* [RECORDED INFORMATION]
————————

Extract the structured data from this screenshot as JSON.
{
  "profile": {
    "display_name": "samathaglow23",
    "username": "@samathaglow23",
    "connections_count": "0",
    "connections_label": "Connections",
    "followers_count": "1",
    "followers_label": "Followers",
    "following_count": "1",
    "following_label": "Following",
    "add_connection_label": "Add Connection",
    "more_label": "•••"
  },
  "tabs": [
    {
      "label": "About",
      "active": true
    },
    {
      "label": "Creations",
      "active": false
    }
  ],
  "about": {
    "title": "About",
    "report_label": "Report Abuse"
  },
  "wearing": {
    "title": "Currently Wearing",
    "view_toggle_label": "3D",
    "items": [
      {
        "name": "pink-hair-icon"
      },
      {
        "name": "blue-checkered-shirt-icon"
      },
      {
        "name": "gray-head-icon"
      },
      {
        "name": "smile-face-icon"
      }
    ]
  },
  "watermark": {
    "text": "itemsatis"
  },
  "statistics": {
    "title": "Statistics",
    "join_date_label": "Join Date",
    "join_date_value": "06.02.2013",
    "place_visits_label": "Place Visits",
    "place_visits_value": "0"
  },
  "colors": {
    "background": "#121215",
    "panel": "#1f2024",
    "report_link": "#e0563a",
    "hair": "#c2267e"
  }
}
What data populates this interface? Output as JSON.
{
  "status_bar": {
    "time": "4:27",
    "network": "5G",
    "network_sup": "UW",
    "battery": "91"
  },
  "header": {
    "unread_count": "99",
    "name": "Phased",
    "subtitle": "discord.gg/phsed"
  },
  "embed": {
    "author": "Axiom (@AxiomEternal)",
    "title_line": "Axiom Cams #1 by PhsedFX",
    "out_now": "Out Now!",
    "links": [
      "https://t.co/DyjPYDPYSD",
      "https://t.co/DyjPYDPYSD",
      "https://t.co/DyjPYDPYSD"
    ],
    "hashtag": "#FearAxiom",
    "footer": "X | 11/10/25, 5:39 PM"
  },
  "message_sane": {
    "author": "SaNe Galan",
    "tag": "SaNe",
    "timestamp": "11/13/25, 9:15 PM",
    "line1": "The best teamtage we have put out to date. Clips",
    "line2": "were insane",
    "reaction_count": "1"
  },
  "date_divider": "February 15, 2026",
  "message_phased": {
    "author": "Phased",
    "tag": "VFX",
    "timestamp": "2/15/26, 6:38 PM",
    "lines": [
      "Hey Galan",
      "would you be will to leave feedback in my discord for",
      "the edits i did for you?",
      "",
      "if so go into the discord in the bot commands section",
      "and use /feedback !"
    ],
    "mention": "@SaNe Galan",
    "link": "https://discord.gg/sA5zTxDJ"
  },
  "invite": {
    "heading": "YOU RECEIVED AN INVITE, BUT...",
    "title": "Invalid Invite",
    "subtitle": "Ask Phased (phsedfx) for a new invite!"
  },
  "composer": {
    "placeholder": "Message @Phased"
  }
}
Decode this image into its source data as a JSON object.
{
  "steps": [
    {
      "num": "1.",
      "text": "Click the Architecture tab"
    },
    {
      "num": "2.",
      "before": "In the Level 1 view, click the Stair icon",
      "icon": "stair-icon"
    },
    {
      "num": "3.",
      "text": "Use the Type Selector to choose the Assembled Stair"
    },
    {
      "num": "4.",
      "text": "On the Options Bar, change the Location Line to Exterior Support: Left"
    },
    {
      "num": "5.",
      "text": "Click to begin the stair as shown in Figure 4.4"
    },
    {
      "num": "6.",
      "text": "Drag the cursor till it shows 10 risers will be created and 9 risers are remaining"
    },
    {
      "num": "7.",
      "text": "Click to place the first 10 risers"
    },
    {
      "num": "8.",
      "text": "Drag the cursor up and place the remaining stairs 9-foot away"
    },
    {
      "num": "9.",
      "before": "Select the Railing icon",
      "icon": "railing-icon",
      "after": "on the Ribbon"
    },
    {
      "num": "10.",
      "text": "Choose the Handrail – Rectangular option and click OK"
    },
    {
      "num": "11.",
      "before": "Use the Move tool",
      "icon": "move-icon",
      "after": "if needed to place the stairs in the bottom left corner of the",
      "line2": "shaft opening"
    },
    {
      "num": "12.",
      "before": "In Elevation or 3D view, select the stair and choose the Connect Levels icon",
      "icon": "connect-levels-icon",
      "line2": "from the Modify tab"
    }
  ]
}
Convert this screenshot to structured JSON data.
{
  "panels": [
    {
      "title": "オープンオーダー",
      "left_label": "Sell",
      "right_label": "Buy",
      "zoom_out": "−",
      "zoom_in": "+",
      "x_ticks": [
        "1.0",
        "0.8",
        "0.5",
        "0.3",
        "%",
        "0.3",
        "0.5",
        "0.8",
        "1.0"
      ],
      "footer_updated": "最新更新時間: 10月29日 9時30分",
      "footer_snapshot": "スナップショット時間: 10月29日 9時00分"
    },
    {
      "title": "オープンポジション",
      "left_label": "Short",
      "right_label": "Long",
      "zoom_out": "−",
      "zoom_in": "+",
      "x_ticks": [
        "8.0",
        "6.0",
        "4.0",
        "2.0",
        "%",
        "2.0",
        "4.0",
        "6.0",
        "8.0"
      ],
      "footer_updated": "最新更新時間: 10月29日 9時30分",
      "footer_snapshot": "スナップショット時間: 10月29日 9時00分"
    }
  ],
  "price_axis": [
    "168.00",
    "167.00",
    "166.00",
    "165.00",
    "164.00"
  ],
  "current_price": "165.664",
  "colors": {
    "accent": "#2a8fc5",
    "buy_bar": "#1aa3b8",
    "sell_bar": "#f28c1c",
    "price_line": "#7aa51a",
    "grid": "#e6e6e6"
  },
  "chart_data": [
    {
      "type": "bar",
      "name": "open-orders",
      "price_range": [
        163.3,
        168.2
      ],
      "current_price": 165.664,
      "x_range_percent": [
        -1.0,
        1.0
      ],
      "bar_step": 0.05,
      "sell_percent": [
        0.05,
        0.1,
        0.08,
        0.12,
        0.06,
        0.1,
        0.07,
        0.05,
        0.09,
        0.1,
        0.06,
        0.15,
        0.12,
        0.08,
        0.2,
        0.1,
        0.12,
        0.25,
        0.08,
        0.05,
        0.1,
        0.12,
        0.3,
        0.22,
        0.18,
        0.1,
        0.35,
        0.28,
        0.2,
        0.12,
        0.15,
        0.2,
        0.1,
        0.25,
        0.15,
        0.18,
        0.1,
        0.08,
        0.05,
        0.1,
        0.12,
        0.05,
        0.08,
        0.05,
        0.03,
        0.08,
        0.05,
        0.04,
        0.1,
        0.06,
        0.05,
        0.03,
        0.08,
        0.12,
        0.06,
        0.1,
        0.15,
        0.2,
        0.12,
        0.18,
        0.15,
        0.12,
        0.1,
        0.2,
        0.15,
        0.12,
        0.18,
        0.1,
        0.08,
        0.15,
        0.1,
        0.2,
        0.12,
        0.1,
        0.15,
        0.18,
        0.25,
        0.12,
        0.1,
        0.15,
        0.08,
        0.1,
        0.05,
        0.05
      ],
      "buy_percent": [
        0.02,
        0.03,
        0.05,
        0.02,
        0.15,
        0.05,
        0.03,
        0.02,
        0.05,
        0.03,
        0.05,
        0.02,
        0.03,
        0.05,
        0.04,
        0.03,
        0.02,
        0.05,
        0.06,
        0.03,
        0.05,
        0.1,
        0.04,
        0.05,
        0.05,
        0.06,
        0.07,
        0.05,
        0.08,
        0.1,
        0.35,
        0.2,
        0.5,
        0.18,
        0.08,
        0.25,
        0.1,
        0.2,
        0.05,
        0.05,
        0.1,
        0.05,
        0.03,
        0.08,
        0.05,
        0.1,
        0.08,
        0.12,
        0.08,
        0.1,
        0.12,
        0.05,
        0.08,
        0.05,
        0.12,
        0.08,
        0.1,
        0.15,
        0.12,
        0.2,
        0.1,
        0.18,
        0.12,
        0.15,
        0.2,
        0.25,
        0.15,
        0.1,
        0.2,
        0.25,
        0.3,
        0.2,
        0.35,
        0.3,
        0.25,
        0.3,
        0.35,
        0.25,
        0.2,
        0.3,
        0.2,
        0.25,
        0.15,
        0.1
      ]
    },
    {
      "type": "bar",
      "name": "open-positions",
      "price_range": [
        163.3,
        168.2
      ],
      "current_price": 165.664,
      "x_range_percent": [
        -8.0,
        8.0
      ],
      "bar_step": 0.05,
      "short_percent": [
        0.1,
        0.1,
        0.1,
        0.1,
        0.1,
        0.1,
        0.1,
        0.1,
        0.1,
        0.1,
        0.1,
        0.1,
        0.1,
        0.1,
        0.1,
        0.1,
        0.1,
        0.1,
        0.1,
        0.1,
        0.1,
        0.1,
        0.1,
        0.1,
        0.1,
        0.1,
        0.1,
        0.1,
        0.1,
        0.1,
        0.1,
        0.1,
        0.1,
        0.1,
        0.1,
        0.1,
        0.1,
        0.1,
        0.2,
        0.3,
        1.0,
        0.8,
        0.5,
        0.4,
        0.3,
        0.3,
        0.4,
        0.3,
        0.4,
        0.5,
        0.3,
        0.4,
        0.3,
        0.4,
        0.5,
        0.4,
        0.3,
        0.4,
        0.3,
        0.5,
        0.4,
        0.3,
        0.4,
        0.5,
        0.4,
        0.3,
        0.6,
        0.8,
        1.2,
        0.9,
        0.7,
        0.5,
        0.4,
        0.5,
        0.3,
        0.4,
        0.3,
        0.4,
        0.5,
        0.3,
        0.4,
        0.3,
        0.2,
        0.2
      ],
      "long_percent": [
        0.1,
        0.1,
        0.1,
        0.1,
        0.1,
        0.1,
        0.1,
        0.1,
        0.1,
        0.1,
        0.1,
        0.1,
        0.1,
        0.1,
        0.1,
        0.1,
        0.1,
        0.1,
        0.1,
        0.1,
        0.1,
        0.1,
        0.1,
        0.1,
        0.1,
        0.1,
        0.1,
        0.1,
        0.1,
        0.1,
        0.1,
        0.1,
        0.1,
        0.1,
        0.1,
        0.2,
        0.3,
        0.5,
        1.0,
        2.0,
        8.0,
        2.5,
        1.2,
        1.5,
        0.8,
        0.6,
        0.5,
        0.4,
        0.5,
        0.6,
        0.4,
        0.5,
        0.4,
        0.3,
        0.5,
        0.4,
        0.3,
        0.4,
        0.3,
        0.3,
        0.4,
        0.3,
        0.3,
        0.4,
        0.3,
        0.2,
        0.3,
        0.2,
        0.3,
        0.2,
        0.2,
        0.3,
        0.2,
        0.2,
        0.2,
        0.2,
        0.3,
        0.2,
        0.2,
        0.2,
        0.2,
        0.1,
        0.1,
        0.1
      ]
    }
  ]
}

————————

* [DIRECTIONS FOR THIS TASK] Read the entries and show each line that mentions "before".

* [FULL ANSWER]
      "before": "In the Level 1 view, click the Stair icon",
      "before": "Select the Railing icon",
      "before": "Use the Move tool",
      "before": "In Elevation or 3D view, select the stair and choose the Connect Levels icon",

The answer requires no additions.